§ **WHAT IS REQUIRED**:
Omit every picture and return the rest of the data unaltered.

** start of ITEMS **

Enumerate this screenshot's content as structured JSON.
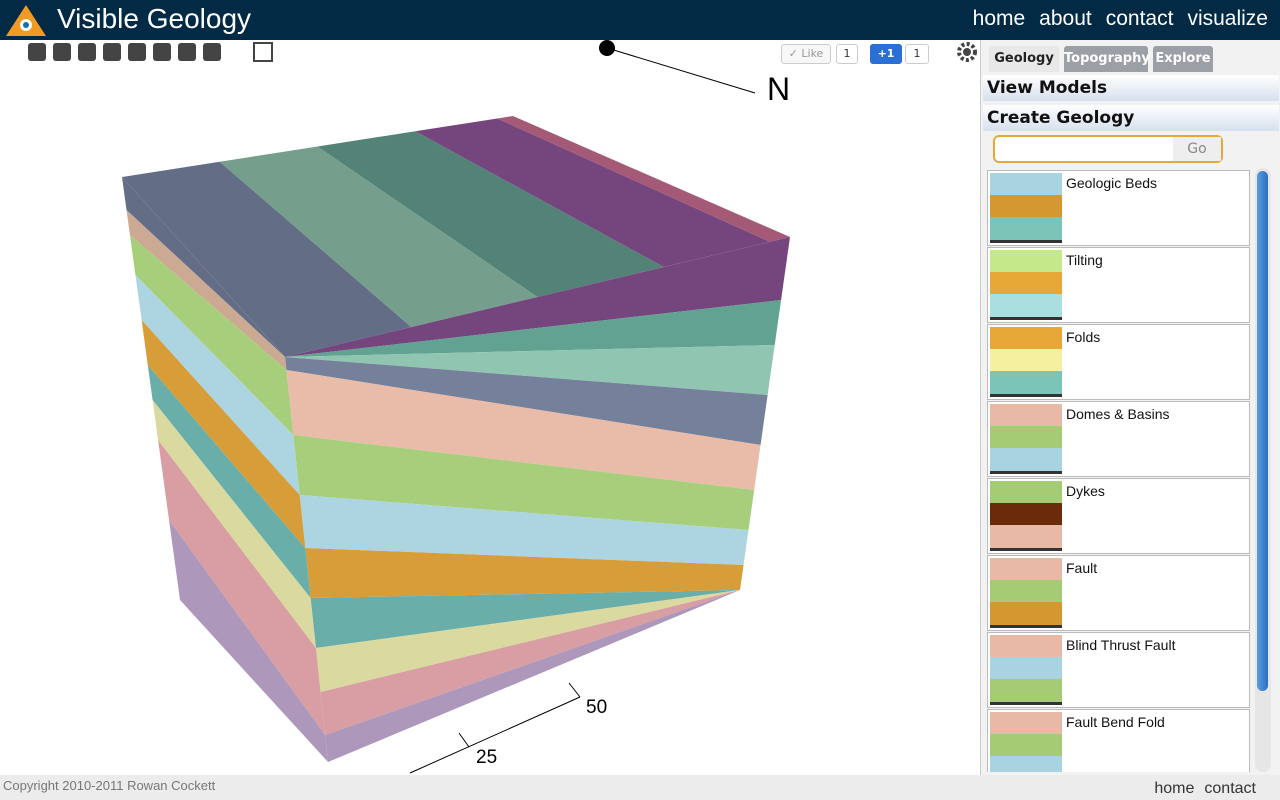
{
  "header": {
    "title": "Visible Geology",
    "nav": [
      "home",
      "about",
      "contact",
      "visualize"
    ]
  },
  "social": {
    "like": "Like",
    "like_count": 1,
    "plus": "+1",
    "plus_count": 1
  },
  "viewer": {
    "north_label": "N",
    "scale_labels": [
      50,
      25
    ]
  },
  "sidebar": {
    "tabs": [
      "Geology",
      "Topography",
      "Explore"
    ],
    "sections": [
      "View Models",
      "Create Geology"
    ],
    "search_button": "Go",
    "items": [
      "Geologic Beds",
      "Tilting",
      "Folds",
      "Domes & Basins",
      "Dykes",
      "Fault",
      "Blind Thrust Fault",
      "Fault Bend Fold"
    ]
  },
  "footer": {
    "copyright": "Copyright 2010-2011 Rowan Cockett",
    "links": [
      "home",
      "contact"
    ]
  }
}
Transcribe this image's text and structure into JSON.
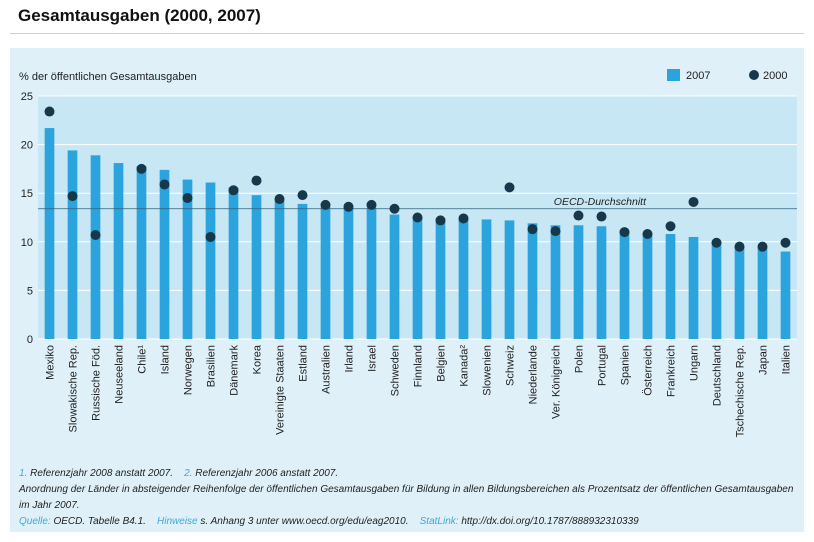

** end of ITEMS **

§ **EXERCISE OUTPUT**:
Enumerate this screenshot's content as structured JSON.
{
  "header": {
    "title": "Visible Geology",
    "nav": [
      "home",
      "about",
      "contact",
      "visualize"
    ]
  },
  "social": {
    "like": "Like",
    "like_count": 1,
    "plus": "+1",
    "plus_count": 1
  },
  "viewer": {
    "north_label": "N",
    "scale_labels": [
      50,
      25
    ]
  },
  "sidebar": {
    "tabs": [
      "Geology",
      "Topography",
      "Explore"
    ],
    "sections": [
      "View Models",
      "Create Geology"
    ],
    "search_button": "Go",
    "items": [
      "Geologic Beds",
      "Tilting",
      "Folds",
      "Domes & Basins",
      "Dykes",
      "Fault",
      "Blind Thrust Fault",
      "Fault Bend Fold"
    ]
  },
  "footer": {
    "copyright": "Copyright 2010-2011 Rowan Cockett",
    "links": [
      "home",
      "contact"
    ]
  }
}
Transcribe this image's text and structure into JSON.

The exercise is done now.